Can the data below be set down again exactly, line for line?

Material for this exercise
++++++++++
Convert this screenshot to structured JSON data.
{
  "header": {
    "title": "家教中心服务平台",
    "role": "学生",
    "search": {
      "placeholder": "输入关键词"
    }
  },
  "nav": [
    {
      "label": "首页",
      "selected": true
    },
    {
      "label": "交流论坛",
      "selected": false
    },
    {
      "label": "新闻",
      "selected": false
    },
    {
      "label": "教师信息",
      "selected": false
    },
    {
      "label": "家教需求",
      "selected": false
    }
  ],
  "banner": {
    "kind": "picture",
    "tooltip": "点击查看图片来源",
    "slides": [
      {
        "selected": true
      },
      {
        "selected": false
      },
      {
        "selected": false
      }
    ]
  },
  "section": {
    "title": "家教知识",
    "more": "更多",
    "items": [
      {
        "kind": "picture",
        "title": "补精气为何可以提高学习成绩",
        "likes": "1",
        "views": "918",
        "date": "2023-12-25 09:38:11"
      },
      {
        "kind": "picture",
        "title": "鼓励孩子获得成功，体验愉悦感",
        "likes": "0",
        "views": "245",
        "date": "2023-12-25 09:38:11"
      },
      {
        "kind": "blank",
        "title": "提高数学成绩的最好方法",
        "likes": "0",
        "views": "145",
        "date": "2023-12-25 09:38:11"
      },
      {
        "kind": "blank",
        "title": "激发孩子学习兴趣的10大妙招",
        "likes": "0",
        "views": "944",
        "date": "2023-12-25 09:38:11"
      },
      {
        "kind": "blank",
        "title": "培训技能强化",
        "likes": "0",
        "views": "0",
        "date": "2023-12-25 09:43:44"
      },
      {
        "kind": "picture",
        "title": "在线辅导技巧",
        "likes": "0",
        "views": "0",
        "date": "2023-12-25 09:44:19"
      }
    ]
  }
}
++++++++++
Response for this exercise
Convert this screenshot to structured JSON data.
{
  "header": {
    "title": "家教中心服务平台",
    "role": "学生",
    "search": {
      "placeholder": "输入关键词"
    }
  },
  "nav": [
    {
      "label": "首页",
      "selected": true
    },
    {
      "label": "交流论坛",
      "selected": false
    },
    {
      "label": "新闻",
      "selected": false
    },
    {
      "label": "教师信息",
      "selected": false
    },
    {
      "label": "家教需求",
      "selected": false
    }
  ],
  "banner": {
    "kind": "picture",
    "tooltip": "点击查看图片来源",
    "slides": [
      {
        "selected": true
      },
      {
        "selected": false
      },
      {
        "selected": false
      }
    ]
  },
  "section": {
    "title": "家教知识",
    "more": "更多",
    "items": [
      {
        "kind": "picture",
        "title": "补精气为何可以提高学习成绩",
        "likes": "1",
        "views": "918",
        "date": "2023-12-25 09:38:11"
      },
      {
        "kind": "picture",
        "title": "鼓励孩子获得成功，体验愉悦感",
        "likes": "0",
        "views": "245",
        "date": "2023-12-25 09:38:11"
      },
      {
        "kind": "blank",
        "title": "提高数学成绩的最好方法",
        "likes": "0",
        "views": "145",
        "date": "2023-12-25 09:38:11"
      },
      {
        "kind": "blank",
        "title": "激发孩子学习兴趣的10大妙招",
        "likes": "0",
        "views": "944",
        "date": "2023-12-25 09:38:11"
      },
      {
        "kind": "blank",
        "title": "培训技能强化",
        "likes": "0",
        "views": "0",
        "date": "2023-12-25 09:43:44"
      },
      {
        "kind": "picture",
        "title": "在线辅导技巧",
        "likes": "0",
        "views": "0",
        "date": "2023-12-25 09:44:19"
      }
    ]
  }
}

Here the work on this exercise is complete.